Given data >>
********

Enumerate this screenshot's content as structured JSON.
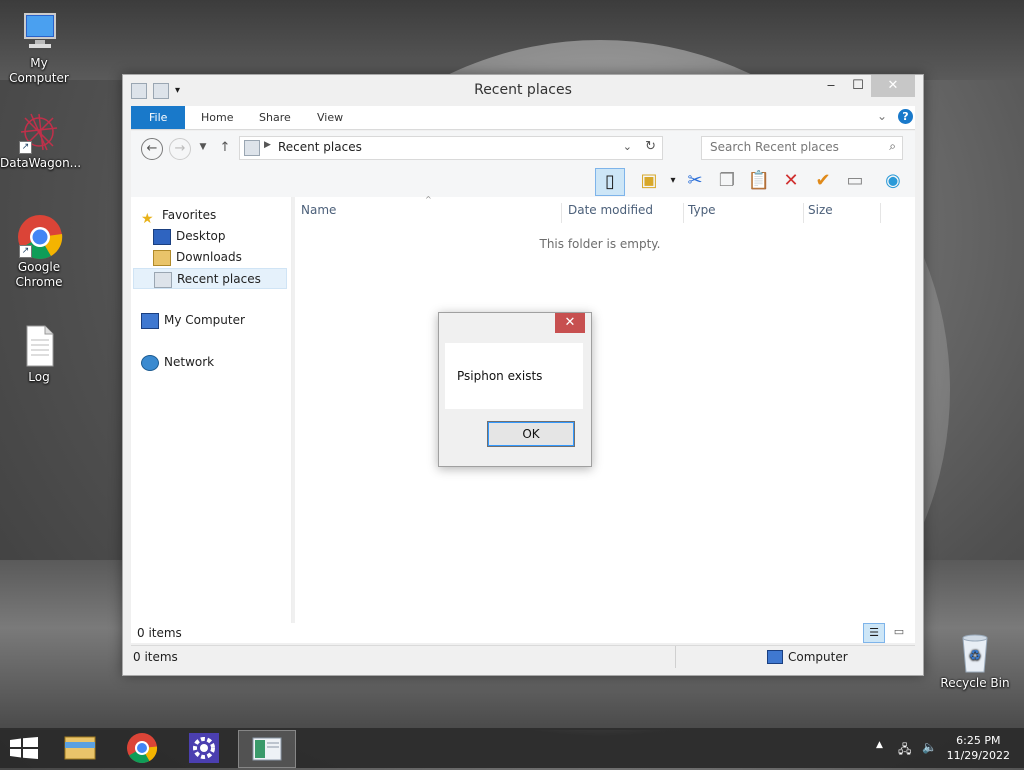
{
  "desktop": {
    "icons": [
      {
        "label": "My Computer"
      },
      {
        "label": "DataWagon..."
      },
      {
        "label": "Google Chrome"
      },
      {
        "label": "Log"
      },
      {
        "label": "Recycle Bin"
      }
    ]
  },
  "window": {
    "title": "Recent places",
    "ribbon_tabs": [
      "File",
      "Home",
      "Share",
      "View"
    ],
    "address": "Recent places",
    "search_placeholder": "Search Recent places",
    "columns": [
      "Name",
      "Date modified",
      "Type",
      "Size"
    ],
    "empty_text": "This folder is empty.",
    "nav": {
      "favorites": "Favorites",
      "desktop": "Desktop",
      "downloads": "Downloads",
      "recent": "Recent places",
      "my_computer": "My Computer",
      "network": "Network"
    },
    "item_count": "0 items",
    "status_count": "0 items",
    "status_location": "Computer"
  },
  "dialog": {
    "message": "Psiphon exists",
    "ok_label": "OK",
    "close_glyph": "✕"
  },
  "taskbar": {
    "time": "6:25 PM",
    "date": "11/29/2022"
  },
  "colors": {
    "accent": "#1979ca",
    "close_red": "#c75050",
    "selection": "#cde6f7"
  }
}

********

What to produce >> Report each line of the material above where the word "items" appears.

The completed task >>
    "item_count": "0 items",
    "status_count": "0 items",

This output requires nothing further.